— Start Supplied records —
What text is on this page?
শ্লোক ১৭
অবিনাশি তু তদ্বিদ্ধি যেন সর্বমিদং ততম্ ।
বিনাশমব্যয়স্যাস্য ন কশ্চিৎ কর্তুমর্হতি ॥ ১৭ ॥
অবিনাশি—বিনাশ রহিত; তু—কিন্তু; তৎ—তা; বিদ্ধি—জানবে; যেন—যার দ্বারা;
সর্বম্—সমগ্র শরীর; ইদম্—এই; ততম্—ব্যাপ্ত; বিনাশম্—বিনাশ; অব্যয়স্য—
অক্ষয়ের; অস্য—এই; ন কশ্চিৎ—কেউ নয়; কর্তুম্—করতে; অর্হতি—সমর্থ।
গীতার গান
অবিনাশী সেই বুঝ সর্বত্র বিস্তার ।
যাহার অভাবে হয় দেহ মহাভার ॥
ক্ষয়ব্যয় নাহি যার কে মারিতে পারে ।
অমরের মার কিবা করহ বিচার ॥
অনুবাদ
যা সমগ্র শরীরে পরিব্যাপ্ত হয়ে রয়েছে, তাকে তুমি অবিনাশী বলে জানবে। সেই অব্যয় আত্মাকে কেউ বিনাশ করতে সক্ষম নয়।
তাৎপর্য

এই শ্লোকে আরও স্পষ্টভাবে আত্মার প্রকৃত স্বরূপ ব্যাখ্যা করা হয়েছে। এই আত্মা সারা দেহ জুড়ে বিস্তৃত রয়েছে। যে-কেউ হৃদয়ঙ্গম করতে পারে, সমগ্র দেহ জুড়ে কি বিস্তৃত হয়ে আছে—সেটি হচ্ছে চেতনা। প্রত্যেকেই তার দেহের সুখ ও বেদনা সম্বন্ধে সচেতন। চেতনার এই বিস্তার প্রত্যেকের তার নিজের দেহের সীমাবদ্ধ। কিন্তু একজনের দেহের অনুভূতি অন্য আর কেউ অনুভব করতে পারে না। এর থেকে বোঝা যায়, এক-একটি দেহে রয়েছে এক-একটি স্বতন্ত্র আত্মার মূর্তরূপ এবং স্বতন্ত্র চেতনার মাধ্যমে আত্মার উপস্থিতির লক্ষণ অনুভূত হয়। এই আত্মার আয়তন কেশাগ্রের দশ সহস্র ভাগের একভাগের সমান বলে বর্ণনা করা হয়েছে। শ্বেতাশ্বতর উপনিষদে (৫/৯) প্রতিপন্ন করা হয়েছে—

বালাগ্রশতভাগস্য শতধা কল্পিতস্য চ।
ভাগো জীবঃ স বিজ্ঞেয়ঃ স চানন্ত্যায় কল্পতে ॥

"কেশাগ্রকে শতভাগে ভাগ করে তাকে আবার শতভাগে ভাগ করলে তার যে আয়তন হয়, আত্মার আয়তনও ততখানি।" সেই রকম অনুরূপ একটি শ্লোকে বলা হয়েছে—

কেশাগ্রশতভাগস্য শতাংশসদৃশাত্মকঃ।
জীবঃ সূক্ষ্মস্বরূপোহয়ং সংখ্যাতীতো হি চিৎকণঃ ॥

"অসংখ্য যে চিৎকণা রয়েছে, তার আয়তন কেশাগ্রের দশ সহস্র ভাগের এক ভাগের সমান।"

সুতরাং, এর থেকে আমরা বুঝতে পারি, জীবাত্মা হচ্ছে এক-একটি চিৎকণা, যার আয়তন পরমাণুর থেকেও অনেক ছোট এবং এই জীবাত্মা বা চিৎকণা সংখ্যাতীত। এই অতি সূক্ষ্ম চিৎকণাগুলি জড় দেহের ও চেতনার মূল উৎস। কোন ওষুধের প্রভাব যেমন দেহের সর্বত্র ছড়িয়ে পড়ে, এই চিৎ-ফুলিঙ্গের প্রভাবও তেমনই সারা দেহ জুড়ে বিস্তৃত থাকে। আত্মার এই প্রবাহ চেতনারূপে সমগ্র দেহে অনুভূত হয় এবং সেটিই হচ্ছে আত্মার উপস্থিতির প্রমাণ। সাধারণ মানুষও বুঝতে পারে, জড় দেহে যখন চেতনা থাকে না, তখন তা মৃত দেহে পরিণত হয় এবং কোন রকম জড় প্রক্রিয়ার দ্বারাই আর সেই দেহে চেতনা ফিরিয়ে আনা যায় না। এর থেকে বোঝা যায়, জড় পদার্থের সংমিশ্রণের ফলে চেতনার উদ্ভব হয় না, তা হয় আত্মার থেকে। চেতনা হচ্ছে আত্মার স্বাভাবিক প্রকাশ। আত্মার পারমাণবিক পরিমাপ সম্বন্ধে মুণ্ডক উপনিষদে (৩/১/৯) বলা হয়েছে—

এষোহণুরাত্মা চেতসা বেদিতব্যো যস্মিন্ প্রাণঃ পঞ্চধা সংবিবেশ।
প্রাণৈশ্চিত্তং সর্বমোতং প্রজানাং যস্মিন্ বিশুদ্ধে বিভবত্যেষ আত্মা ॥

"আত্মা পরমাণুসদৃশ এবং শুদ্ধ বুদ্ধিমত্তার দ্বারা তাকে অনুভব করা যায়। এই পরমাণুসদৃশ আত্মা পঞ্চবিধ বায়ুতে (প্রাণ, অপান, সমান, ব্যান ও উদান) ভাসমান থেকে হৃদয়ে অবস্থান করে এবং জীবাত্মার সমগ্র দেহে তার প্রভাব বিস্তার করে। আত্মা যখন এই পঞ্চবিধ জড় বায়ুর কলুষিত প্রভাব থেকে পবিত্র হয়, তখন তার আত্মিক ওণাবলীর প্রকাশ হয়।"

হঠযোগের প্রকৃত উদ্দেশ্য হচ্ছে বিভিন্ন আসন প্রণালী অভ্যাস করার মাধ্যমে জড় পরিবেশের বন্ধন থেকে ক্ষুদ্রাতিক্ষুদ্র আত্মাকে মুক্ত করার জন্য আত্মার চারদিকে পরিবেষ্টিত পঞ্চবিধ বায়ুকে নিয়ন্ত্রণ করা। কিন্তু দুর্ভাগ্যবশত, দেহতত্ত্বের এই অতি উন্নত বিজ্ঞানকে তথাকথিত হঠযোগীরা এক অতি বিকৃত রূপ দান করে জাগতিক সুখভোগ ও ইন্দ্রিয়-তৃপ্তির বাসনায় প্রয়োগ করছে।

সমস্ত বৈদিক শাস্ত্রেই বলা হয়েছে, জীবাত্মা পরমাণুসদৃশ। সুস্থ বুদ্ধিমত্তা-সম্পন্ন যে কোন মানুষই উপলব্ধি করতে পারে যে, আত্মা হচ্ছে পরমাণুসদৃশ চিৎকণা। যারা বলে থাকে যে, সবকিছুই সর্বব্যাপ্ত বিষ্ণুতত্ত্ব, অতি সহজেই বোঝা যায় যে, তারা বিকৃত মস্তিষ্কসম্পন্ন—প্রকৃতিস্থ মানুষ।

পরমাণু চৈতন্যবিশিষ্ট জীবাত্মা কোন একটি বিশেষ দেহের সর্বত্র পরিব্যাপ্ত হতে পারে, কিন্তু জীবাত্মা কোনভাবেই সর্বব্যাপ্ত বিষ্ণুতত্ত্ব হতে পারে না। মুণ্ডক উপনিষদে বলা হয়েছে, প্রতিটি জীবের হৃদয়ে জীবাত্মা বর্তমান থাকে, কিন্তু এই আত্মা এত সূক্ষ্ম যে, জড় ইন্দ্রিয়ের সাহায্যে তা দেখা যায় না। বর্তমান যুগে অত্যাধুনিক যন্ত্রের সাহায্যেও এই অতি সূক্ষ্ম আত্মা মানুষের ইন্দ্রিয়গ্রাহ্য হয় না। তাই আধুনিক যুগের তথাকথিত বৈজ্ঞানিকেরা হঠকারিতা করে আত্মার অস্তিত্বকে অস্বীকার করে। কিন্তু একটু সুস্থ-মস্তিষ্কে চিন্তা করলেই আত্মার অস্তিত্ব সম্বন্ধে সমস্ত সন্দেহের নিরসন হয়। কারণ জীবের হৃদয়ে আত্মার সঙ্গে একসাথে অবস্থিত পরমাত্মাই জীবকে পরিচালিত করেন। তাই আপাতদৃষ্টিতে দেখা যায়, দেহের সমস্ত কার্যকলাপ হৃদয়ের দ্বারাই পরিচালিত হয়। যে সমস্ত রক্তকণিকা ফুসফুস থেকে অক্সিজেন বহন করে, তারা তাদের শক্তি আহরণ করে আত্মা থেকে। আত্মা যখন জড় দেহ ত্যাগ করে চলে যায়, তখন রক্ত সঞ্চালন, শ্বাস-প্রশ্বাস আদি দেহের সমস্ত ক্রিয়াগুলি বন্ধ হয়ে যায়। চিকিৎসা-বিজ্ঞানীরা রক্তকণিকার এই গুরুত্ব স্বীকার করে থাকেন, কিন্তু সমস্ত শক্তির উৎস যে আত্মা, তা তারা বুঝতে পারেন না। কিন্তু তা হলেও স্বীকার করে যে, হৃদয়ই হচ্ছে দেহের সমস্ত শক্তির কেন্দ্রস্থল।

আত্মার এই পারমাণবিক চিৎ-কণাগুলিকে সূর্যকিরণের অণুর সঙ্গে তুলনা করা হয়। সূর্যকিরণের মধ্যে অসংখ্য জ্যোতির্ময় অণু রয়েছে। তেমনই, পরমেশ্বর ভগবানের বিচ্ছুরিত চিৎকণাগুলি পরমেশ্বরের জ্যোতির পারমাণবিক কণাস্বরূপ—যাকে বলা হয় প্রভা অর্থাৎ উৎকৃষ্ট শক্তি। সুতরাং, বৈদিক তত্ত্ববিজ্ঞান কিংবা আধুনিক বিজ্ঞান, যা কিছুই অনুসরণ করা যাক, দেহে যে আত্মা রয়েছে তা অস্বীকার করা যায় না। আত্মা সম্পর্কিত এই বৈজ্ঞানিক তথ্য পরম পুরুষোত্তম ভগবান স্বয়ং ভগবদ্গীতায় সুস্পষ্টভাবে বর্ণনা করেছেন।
— End Supplied records —
*What is expected*: In the listing, find all lines with the string "রশতভ" and copy them.

*Finished task*:
বালাগ্রশতভাগস্য শতধা কল্পিতস্য চ।
কেশাগ্রশতভাগস্য শতাংশসদৃশাত্মকঃ।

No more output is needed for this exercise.